Records

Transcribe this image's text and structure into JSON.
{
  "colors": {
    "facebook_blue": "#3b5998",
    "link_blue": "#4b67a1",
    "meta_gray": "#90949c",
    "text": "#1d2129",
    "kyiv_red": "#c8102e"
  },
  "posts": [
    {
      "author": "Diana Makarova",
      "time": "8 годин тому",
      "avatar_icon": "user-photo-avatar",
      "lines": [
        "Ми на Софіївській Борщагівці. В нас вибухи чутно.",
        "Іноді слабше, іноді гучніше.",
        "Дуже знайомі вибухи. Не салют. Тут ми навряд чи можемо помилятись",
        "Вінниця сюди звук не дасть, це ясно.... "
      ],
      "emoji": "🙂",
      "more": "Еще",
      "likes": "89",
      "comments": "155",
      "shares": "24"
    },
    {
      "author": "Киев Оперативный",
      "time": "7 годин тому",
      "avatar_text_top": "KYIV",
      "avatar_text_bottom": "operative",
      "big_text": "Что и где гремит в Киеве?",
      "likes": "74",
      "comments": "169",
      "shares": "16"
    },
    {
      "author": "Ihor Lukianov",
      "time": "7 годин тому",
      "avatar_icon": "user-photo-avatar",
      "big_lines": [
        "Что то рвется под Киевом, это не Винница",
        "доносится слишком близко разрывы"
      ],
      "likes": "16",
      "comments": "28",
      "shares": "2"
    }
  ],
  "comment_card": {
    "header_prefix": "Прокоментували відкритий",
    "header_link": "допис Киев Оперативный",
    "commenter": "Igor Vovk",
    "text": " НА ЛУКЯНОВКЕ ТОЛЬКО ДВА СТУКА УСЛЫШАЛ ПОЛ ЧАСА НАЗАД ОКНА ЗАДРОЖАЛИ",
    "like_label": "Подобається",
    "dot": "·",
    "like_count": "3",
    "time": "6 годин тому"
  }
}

Exercise details
Copy out every line of the data that includes "Оперативный".

Solution to this problem
      "author": "Киев Оперативный",
    "header_link": "допис Киев Оперативный",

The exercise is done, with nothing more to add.